* [WRITTEN TASK]:
Look for the word "Measurement" in the entries below, then copy every line that has it.

* [ENTRIES SUPPLIED]:
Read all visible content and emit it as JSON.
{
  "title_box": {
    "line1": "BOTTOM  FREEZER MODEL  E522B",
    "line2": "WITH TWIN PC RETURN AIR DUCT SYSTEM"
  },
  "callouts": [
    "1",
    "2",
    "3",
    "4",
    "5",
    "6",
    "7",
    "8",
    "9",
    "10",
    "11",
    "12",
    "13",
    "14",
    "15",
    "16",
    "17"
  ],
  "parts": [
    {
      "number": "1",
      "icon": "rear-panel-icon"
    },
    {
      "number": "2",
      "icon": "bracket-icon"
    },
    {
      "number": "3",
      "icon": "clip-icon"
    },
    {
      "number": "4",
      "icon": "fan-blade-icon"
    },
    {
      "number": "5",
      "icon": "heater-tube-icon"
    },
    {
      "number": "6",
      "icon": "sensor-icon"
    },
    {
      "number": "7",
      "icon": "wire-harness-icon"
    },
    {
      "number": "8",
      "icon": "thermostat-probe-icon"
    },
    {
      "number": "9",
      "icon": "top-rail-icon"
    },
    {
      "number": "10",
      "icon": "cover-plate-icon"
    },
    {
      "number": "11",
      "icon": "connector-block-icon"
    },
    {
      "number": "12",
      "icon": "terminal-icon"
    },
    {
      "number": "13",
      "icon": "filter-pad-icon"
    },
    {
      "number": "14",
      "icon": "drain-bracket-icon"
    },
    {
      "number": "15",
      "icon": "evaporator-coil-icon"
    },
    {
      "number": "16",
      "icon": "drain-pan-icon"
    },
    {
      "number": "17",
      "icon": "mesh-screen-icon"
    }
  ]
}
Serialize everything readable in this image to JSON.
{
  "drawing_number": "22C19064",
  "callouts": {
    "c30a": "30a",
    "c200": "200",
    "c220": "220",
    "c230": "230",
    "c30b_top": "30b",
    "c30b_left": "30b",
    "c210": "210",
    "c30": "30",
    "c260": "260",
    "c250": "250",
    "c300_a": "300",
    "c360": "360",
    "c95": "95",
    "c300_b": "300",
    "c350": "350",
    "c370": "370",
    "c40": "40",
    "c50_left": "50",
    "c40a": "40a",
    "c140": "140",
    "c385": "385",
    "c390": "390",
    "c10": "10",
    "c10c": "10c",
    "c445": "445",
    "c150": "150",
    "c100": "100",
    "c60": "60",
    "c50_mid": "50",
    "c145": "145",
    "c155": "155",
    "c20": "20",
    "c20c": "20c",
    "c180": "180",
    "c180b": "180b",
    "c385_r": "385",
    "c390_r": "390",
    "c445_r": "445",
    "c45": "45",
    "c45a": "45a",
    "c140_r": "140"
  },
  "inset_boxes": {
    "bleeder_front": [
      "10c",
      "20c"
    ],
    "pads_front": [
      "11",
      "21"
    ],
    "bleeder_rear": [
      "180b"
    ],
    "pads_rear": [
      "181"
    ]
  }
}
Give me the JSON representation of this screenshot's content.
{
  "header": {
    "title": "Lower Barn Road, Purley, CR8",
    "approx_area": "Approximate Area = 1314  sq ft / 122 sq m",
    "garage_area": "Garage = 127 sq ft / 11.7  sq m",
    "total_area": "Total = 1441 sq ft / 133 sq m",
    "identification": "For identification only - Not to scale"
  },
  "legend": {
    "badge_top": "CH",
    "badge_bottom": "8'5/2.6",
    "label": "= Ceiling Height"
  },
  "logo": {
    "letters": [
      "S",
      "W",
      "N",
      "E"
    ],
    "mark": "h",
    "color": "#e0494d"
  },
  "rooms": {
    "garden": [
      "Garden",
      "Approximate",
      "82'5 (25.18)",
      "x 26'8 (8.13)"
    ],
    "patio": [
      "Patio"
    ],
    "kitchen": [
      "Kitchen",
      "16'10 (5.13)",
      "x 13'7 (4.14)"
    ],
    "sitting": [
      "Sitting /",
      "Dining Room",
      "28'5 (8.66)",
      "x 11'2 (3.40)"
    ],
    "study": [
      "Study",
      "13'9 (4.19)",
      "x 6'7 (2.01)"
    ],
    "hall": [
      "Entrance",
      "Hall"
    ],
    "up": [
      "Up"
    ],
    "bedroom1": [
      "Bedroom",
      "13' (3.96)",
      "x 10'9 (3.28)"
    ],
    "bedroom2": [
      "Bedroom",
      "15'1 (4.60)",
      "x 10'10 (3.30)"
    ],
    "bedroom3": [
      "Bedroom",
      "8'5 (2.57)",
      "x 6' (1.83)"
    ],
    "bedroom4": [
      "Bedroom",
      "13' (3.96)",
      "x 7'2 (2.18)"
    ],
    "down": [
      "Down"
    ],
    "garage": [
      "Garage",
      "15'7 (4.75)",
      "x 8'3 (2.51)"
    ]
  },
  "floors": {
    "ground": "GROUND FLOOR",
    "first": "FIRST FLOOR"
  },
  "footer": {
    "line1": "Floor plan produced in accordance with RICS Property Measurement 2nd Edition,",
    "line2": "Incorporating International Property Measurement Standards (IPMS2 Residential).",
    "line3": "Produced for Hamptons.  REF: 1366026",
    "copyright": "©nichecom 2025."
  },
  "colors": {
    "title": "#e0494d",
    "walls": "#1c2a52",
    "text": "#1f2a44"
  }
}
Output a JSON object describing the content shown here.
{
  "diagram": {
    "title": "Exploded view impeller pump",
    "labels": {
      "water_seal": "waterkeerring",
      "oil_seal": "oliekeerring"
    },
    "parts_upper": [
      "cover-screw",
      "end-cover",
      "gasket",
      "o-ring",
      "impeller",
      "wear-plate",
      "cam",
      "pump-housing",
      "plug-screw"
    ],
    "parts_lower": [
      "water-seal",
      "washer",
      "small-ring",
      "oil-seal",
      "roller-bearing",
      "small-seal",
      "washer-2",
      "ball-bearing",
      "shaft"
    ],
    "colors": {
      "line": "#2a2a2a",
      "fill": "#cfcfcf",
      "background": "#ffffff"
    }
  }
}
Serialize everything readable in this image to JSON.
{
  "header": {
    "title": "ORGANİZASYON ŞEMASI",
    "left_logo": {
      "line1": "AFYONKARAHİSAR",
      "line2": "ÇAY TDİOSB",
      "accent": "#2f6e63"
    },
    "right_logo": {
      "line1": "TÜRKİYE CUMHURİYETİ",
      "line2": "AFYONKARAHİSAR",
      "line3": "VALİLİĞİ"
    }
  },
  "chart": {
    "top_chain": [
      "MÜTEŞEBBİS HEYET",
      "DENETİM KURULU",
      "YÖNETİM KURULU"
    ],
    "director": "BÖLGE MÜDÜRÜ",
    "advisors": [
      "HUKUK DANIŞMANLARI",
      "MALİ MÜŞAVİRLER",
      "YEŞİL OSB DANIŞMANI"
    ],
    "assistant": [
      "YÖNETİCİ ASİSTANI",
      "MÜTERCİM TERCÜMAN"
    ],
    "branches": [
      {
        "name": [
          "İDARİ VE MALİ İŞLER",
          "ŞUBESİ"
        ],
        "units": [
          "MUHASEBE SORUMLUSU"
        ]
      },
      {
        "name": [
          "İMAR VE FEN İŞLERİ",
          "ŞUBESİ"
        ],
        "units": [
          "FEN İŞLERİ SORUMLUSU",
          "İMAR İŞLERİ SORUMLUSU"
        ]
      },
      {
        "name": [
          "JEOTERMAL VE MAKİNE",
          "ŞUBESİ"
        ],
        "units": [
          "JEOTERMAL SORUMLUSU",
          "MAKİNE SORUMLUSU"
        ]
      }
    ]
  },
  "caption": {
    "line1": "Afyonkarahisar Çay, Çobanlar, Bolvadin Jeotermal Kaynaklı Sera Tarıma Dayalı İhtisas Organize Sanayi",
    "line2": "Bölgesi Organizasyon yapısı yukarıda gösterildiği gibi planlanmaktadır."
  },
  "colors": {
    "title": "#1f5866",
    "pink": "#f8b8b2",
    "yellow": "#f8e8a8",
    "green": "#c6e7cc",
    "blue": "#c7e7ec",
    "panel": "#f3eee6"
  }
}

* [RESPONSE TO THIS EXERCISE]:
    "line1": "Floor plan produced in accordance with RICS Property Measurement 2nd Edition,",
    "line2": "Incorporating International Property Measurement Standards (IPMS2 Residential).",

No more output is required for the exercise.